(Stored data)
────────────────────────────────────────

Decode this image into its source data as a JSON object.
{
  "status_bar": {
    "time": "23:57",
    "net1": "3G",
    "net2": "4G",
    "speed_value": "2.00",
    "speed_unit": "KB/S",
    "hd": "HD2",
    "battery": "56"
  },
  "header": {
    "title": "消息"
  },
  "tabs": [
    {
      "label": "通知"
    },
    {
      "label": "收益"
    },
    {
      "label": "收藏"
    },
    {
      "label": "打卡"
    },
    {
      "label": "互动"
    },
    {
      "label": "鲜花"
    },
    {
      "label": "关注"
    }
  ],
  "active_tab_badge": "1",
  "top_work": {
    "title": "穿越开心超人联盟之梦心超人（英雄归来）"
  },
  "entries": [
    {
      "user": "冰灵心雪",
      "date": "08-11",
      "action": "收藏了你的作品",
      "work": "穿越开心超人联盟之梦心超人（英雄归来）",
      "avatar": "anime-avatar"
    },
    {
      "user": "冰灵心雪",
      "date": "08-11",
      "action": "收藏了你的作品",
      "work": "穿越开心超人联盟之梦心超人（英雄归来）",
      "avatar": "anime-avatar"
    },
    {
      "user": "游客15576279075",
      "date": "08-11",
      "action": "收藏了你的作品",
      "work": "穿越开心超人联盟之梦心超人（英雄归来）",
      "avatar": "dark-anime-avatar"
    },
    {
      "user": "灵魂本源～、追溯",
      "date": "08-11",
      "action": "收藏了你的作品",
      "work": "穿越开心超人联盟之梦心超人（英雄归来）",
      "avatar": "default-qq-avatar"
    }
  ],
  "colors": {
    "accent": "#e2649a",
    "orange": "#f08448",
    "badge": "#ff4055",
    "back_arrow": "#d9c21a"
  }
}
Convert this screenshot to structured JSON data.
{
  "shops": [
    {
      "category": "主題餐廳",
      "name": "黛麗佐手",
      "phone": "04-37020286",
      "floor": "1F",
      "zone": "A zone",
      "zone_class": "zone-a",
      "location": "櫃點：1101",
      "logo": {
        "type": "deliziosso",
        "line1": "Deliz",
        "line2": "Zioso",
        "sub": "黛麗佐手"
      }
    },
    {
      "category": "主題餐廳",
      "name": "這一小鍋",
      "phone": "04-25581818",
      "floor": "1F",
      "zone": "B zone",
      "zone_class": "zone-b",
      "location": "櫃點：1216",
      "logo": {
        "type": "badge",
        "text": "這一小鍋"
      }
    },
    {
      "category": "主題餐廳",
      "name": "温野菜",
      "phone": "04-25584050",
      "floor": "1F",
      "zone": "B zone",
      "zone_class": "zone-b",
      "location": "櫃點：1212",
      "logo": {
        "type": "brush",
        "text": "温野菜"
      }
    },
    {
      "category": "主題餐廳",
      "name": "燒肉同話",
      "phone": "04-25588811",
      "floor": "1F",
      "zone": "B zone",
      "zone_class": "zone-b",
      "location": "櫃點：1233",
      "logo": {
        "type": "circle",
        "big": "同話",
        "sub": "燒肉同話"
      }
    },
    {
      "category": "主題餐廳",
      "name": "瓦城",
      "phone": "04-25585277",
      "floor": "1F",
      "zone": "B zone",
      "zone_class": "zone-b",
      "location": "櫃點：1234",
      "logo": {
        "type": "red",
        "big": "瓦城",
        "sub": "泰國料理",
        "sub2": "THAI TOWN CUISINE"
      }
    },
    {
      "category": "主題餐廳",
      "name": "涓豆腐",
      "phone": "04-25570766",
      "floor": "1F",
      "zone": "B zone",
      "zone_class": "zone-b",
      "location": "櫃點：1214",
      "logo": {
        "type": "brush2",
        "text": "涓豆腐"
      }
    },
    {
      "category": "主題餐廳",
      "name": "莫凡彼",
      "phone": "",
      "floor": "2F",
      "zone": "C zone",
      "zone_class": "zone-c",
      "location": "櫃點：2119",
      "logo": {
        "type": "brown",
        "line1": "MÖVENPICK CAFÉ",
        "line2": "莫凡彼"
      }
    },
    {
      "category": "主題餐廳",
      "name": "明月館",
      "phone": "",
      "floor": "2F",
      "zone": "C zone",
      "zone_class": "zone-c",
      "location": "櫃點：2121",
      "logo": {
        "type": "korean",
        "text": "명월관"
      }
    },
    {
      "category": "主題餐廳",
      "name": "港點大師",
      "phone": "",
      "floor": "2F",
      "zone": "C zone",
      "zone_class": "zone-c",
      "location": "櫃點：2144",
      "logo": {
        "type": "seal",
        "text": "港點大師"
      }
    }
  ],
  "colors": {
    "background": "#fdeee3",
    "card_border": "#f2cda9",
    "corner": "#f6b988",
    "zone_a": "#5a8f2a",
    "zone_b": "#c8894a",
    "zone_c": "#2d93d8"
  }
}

────────────────────────────────────────

Exercise details. Which lines hold the word "text"? Copy each of them from the records.

Written answer.
        "text": "這一小鍋"
        "text": "温野菜"
        "text": "涓豆腐"
        "text": "명월관"
        "text": "港點大師"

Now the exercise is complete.